- [Record set]
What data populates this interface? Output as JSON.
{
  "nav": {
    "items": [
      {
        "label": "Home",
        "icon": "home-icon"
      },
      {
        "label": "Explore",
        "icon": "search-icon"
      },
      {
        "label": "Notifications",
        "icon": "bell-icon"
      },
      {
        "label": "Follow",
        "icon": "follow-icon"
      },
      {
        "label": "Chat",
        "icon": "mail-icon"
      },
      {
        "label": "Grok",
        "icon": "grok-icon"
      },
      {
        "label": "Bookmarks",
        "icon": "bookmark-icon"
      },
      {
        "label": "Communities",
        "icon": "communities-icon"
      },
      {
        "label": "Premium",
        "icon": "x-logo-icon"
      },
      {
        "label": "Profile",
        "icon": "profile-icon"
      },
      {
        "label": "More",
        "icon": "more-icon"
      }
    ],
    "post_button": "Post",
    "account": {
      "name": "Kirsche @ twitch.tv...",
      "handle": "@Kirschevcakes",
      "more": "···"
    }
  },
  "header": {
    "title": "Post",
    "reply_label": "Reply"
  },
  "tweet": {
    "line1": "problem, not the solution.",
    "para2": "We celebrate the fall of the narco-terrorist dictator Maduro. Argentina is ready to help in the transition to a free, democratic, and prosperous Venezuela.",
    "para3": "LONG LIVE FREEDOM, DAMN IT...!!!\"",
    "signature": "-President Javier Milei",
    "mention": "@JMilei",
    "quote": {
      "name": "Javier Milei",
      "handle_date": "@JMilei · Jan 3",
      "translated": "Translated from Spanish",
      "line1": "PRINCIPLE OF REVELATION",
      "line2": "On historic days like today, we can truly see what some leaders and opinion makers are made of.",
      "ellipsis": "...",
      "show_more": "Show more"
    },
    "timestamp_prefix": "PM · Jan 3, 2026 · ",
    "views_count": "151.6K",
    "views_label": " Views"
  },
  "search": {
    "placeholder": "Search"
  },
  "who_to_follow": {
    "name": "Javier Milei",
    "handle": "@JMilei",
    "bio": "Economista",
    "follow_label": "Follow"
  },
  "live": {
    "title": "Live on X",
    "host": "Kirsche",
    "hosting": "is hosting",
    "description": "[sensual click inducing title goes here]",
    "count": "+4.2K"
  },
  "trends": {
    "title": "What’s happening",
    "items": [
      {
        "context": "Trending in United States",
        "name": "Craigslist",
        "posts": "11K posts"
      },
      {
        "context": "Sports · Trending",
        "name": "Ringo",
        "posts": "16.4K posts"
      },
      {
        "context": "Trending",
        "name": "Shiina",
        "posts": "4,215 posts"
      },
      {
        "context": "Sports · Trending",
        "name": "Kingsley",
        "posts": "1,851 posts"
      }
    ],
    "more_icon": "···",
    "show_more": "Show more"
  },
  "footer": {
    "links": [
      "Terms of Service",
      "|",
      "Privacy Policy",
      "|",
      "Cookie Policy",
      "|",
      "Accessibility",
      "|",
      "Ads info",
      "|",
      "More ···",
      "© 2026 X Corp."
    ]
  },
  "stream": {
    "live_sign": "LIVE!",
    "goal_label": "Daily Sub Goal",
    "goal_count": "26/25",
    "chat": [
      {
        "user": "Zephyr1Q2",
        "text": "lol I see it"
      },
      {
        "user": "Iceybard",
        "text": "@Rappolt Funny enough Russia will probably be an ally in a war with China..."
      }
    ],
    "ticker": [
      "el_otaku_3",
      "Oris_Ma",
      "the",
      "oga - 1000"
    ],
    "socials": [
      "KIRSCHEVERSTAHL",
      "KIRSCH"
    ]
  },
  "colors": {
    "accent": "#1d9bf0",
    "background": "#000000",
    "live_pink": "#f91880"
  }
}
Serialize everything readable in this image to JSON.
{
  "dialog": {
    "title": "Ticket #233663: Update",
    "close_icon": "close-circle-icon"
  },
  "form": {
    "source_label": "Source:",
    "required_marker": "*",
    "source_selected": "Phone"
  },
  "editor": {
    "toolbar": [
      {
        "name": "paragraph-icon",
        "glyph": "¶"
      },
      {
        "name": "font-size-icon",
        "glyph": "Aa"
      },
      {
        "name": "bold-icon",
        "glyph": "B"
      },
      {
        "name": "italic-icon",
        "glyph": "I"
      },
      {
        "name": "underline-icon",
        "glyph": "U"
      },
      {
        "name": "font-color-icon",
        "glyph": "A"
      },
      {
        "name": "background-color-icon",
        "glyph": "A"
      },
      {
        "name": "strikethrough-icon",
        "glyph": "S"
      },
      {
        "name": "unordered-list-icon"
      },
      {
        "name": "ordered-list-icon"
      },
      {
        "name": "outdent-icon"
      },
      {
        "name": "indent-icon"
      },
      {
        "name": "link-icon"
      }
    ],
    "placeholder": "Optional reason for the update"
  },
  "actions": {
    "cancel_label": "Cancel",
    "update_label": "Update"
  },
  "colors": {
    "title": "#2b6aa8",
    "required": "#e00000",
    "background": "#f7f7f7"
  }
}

- [Task brief] Extract all of the data exactly as written.

- [Problem solution]
What data populates this interface? Output as JSON.
{
  "nav": {
    "items": [
      {
        "label": "Home",
        "icon": "home-icon"
      },
      {
        "label": "Explore",
        "icon": "search-icon"
      },
      {
        "label": "Notifications",
        "icon": "bell-icon"
      },
      {
        "label": "Follow",
        "icon": "follow-icon"
      },
      {
        "label": "Chat",
        "icon": "mail-icon"
      },
      {
        "label": "Grok",
        "icon": "grok-icon"
      },
      {
        "label": "Bookmarks",
        "icon": "bookmark-icon"
      },
      {
        "label": "Communities",
        "icon": "communities-icon"
      },
      {
        "label": "Premium",
        "icon": "x-logo-icon"
      },
      {
        "label": "Profile",
        "icon": "profile-icon"
      },
      {
        "label": "More",
        "icon": "more-icon"
      }
    ],
    "post_button": "Post",
    "account": {
      "name": "Kirsche @ twitch.tv...",
      "handle": "@Kirschevcakes",
      "more": "···"
    }
  },
  "header": {
    "title": "Post",
    "reply_label": "Reply"
  },
  "tweet": {
    "line1": "problem, not the solution.",
    "para2": "We celebrate the fall of the narco-terrorist dictator Maduro. Argentina is ready to help in the transition to a free, democratic, and prosperous Venezuela.",
    "para3": "LONG LIVE FREEDOM, DAMN IT...!!!\"",
    "signature": "-President Javier Milei",
    "mention": "@JMilei",
    "quote": {
      "name": "Javier Milei",
      "handle_date": "@JMilei · Jan 3",
      "translated": "Translated from Spanish",
      "line1": "PRINCIPLE OF REVELATION",
      "line2": "On historic days like today, we can truly see what some leaders and opinion makers are made of.",
      "ellipsis": "...",
      "show_more": "Show more"
    },
    "timestamp_prefix": "PM · Jan 3, 2026 · ",
    "views_count": "151.6K",
    "views_label": " Views"
  },
  "search": {
    "placeholder": "Search"
  },
  "who_to_follow": {
    "name": "Javier Milei",
    "handle": "@JMilei",
    "bio": "Economista",
    "follow_label": "Follow"
  },
  "live": {
    "title": "Live on X",
    "host": "Kirsche",
    "hosting": "is hosting",
    "description": "[sensual click inducing title goes here]",
    "count": "+4.2K"
  },
  "trends": {
    "title": "What’s happening",
    "items": [
      {
        "context": "Trending in United States",
        "name": "Craigslist",
        "posts": "11K posts"
      },
      {
        "context": "Sports · Trending",
        "name": "Ringo",
        "posts": "16.4K posts"
      },
      {
        "context": "Trending",
        "name": "Shiina",
        "posts": "4,215 posts"
      },
      {
        "context": "Sports · Trending",
        "name": "Kingsley",
        "posts": "1,851 posts"
      }
    ],
    "more_icon": "···",
    "show_more": "Show more"
  },
  "footer": {
    "links": [
      "Terms of Service",
      "|",
      "Privacy Policy",
      "|",
      "Cookie Policy",
      "|",
      "Accessibility",
      "|",
      "Ads info",
      "|",
      "More ···",
      "© 2026 X Corp."
    ]
  },
  "stream": {
    "live_sign": "LIVE!",
    "goal_label": "Daily Sub Goal",
    "goal_count": "26/25",
    "chat": [
      {
        "user": "Zephyr1Q2",
        "text": "lol I see it"
      },
      {
        "user": "Iceybard",
        "text": "@Rappolt Funny enough Russia will probably be an ally in a war with China..."
      }
    ],
    "ticker": [
      "el_otaku_3",
      "Oris_Ma",
      "the",
      "oga - 1000"
    ],
    "socials": [
      "KIRSCHEVERSTAHL",
      "KIRSCH"
    ]
  },
  "colors": {
    "accent": "#1d9bf0",
    "background": "#000000",
    "live_pink": "#f91880"
  }
}
Serialize everything readable in this image to JSON.
{
  "dialog": {
    "title": "Ticket #233663: Update",
    "close_icon": "close-circle-icon"
  },
  "form": {
    "source_label": "Source:",
    "required_marker": "*",
    "source_selected": "Phone"
  },
  "editor": {
    "toolbar": [
      {
        "name": "paragraph-icon",
        "glyph": "¶"
      },
      {
        "name": "font-size-icon",
        "glyph": "Aa"
      },
      {
        "name": "bold-icon",
        "glyph": "B"
      },
      {
        "name": "italic-icon",
        "glyph": "I"
      },
      {
        "name": "underline-icon",
        "glyph": "U"
      },
      {
        "name": "font-color-icon",
        "glyph": "A"
      },
      {
        "name": "background-color-icon",
        "glyph": "A"
      },
      {
        "name": "strikethrough-icon",
        "glyph": "S"
      },
      {
        "name": "unordered-list-icon"
      },
      {
        "name": "ordered-list-icon"
      },
      {
        "name": "outdent-icon"
      },
      {
        "name": "indent-icon"
      },
      {
        "name": "link-icon"
      }
    ],
    "placeholder": "Optional reason for the update"
  },
  "actions": {
    "cancel_label": "Cancel",
    "update_label": "Update"
  },
  "colors": {
    "title": "#2b6aa8",
    "required": "#e00000",
    "background": "#f7f7f7"
  }
}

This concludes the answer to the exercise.